Every line that includes the word "autres" is to be listed.

ENTRIES:
>> START

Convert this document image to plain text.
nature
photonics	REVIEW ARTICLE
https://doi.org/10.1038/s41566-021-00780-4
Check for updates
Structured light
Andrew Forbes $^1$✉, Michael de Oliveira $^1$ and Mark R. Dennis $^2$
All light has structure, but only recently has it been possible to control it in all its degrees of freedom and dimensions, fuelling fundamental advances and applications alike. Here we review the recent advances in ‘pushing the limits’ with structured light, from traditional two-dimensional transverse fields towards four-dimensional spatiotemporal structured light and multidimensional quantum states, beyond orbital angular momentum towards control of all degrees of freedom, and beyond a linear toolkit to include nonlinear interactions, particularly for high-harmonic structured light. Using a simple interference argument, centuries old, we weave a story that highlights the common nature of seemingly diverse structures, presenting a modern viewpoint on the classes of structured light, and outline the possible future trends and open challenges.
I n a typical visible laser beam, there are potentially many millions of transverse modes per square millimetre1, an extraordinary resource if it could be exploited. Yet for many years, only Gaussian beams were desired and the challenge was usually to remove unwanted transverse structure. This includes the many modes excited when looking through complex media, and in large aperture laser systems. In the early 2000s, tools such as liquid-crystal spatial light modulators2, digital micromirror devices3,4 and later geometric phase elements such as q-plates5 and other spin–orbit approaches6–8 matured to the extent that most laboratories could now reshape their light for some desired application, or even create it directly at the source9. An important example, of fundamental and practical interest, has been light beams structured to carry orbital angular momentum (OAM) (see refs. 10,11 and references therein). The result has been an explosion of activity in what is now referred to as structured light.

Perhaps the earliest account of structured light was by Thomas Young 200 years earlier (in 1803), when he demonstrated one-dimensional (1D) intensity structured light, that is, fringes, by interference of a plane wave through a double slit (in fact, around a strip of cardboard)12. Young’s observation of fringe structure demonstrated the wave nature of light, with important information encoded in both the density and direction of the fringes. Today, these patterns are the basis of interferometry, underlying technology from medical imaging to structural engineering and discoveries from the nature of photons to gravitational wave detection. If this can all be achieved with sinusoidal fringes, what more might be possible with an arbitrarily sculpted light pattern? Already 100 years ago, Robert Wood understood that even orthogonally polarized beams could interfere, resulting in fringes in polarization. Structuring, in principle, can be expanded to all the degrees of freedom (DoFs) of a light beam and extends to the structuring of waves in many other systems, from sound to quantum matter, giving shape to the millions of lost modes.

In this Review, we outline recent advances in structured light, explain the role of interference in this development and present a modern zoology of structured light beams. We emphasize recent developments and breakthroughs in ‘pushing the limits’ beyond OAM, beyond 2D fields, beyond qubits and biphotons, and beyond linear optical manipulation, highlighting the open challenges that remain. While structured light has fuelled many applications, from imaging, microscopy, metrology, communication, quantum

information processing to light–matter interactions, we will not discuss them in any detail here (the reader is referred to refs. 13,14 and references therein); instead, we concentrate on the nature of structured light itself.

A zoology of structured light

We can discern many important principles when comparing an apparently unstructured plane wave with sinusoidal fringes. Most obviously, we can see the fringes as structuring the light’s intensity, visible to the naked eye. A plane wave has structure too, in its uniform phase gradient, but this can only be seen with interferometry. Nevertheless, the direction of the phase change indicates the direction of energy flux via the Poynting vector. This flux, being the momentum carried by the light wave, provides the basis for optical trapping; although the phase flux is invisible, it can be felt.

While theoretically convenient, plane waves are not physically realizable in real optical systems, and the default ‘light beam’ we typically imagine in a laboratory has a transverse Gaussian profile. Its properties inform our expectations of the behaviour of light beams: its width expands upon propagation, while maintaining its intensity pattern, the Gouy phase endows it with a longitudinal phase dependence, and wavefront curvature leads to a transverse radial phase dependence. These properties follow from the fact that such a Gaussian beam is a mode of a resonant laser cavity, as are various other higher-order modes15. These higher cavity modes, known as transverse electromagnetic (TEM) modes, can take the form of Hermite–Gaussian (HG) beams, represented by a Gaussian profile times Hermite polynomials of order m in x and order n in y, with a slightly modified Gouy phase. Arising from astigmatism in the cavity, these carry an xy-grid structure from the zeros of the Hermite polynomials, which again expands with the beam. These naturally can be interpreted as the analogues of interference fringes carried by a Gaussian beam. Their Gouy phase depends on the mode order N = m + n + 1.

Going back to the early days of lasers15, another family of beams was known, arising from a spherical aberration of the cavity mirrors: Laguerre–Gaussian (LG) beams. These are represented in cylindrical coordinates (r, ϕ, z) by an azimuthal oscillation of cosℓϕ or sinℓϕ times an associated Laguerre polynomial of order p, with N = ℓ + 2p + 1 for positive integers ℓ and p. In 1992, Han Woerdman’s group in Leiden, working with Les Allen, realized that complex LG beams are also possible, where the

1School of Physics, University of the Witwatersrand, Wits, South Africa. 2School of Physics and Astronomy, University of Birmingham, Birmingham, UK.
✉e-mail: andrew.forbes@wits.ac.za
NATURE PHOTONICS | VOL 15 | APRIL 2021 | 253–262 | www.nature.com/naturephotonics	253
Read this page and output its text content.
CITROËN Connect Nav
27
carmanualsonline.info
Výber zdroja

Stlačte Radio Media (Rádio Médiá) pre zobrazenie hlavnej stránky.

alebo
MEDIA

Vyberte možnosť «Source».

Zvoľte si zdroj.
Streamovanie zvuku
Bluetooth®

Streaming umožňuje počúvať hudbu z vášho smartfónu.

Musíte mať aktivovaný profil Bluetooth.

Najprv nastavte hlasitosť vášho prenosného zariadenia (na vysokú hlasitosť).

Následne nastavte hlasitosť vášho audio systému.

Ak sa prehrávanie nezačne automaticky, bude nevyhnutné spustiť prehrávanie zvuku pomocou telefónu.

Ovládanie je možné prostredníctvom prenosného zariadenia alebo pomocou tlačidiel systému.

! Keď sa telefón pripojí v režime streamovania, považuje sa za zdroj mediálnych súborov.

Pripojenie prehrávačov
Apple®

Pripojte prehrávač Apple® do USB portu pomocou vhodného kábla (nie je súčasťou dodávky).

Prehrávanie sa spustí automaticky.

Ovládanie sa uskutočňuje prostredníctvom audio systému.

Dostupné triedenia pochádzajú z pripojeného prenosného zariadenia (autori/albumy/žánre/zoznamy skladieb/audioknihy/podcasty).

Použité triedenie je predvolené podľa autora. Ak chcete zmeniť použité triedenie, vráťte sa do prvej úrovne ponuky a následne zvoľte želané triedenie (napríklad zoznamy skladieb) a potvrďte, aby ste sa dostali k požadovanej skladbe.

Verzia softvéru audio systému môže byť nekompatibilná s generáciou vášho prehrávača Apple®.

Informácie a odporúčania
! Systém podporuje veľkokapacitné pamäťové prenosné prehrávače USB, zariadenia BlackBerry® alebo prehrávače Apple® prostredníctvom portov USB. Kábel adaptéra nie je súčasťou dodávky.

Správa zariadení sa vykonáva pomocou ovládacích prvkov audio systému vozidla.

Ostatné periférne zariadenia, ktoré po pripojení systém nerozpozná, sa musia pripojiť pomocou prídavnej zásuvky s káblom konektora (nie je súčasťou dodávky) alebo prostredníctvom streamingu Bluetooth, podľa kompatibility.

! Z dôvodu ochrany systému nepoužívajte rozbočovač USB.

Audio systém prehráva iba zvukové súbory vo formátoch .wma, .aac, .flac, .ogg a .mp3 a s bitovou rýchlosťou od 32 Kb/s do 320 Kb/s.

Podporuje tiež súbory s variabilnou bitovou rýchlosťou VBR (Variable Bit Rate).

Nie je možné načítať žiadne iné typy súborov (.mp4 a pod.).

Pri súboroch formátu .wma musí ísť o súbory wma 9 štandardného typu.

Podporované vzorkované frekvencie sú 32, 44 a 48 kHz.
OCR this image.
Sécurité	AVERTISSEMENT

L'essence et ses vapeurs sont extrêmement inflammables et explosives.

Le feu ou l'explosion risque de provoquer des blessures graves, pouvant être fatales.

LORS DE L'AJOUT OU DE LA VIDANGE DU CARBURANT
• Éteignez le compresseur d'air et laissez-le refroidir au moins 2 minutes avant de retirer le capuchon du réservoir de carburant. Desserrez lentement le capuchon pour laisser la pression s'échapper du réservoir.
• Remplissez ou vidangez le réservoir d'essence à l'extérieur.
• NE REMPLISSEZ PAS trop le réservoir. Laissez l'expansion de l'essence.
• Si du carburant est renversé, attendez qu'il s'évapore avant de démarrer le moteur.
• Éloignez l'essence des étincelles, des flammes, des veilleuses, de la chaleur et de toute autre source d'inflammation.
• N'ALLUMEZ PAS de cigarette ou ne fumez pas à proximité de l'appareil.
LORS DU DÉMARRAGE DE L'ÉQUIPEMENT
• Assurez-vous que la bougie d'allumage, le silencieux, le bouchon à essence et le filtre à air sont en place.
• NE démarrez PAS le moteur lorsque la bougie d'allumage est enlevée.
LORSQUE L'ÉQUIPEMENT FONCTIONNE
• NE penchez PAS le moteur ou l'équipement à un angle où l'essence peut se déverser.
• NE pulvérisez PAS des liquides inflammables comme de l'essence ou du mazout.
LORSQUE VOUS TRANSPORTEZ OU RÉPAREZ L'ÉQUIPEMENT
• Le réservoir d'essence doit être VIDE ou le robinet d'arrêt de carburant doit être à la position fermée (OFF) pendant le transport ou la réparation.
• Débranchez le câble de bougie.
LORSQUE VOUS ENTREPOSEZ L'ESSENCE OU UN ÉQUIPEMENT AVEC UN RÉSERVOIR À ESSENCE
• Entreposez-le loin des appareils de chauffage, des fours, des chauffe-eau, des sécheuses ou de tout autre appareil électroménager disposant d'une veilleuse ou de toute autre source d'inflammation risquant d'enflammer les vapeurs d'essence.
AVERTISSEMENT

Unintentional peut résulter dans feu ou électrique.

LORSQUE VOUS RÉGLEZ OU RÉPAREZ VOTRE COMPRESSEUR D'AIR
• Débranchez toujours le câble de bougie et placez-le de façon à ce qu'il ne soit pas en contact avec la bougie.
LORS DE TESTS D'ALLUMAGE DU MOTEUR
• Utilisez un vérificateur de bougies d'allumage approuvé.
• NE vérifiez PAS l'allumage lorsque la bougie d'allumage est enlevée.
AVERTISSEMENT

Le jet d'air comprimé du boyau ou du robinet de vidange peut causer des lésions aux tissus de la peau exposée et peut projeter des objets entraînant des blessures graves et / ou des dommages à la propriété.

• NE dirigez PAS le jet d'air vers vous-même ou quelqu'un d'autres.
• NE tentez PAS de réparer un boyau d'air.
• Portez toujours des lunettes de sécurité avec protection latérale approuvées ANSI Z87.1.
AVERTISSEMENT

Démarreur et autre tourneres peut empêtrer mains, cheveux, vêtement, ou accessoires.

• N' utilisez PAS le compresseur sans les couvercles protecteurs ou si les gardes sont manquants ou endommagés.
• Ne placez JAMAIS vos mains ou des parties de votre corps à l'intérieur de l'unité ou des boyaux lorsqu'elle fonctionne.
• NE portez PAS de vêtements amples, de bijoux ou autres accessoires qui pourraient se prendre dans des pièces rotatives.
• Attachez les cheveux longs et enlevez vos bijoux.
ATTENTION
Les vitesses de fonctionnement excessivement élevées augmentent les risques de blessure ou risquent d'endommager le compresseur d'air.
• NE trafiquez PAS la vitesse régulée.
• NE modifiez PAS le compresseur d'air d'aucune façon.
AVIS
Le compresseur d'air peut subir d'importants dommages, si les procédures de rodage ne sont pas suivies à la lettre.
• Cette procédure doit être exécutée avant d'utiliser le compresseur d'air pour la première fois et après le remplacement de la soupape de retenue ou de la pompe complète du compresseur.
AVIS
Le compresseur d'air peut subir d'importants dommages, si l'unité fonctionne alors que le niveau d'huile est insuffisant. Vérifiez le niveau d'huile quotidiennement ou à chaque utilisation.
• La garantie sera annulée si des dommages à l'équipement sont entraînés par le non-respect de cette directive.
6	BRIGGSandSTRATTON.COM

>> END

OUTPUT:
• NE dirigez PAS le jet d'air vers vous-même ou quelqu'un d'autres.
• NE portez PAS de vêtements amples, de bijoux ou autres accessoires qui pourraient se prendre dans des pièces rotatives.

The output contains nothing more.